### What you will do:
Reproduce each line bearing the word "Mining".

### Saved data entries:
[start]

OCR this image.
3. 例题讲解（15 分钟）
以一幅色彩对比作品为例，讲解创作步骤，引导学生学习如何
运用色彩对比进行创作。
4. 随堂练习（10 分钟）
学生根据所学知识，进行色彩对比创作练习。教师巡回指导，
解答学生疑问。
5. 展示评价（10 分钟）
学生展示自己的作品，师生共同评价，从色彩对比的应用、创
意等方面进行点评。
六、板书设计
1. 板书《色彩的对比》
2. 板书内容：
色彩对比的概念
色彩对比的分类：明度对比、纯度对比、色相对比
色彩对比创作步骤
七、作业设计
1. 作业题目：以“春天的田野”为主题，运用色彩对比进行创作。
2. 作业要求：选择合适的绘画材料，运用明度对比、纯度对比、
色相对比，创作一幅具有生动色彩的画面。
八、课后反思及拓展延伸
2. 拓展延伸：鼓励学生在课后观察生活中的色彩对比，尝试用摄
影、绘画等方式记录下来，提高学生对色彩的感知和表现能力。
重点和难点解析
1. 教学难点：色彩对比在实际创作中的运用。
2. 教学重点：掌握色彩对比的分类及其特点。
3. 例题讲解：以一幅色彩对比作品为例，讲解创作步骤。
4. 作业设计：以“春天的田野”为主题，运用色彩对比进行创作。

[end]
[start]

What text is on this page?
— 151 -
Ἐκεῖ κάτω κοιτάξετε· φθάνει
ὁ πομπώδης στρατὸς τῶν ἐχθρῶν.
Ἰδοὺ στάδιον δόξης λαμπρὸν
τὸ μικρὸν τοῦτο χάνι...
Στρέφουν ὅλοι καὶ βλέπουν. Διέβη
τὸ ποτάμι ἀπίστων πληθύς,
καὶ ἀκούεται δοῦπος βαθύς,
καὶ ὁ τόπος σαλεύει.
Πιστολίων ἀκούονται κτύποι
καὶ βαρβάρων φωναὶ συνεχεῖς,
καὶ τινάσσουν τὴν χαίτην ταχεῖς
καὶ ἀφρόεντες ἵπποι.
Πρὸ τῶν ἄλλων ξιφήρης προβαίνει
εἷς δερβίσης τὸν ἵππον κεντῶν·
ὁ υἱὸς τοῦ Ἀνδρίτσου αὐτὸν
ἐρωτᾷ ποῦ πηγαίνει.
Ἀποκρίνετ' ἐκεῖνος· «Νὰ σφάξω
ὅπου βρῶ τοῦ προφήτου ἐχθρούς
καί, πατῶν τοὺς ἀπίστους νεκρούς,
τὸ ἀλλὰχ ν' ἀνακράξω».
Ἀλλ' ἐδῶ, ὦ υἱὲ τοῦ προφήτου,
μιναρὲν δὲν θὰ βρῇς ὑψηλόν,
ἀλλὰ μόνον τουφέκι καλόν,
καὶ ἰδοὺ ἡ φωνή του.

[end]
[start]

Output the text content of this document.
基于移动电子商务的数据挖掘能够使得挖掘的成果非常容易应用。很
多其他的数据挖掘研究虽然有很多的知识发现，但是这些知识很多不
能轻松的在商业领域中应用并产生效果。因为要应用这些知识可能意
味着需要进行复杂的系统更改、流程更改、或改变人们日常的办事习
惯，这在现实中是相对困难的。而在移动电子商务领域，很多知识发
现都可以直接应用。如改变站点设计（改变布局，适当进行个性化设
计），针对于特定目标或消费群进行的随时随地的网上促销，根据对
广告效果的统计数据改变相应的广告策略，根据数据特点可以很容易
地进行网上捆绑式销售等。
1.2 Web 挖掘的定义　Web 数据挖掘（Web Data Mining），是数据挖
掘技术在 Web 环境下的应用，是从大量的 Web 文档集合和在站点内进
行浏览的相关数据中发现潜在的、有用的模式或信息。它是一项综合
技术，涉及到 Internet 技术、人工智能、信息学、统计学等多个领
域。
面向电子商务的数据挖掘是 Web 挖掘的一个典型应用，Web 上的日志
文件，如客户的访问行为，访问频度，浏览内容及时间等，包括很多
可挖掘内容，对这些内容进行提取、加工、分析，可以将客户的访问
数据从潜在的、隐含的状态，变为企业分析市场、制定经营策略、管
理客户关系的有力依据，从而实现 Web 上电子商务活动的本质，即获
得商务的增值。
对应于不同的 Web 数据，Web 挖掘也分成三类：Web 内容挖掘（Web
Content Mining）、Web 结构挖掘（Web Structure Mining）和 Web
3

[end]

### Task response:
1.2 Web 挖掘的定义　Web 数据挖掘（Web Data Mining），是数据挖
Content Mining）、Web 结构挖掘（Web Structure Mining）和 Web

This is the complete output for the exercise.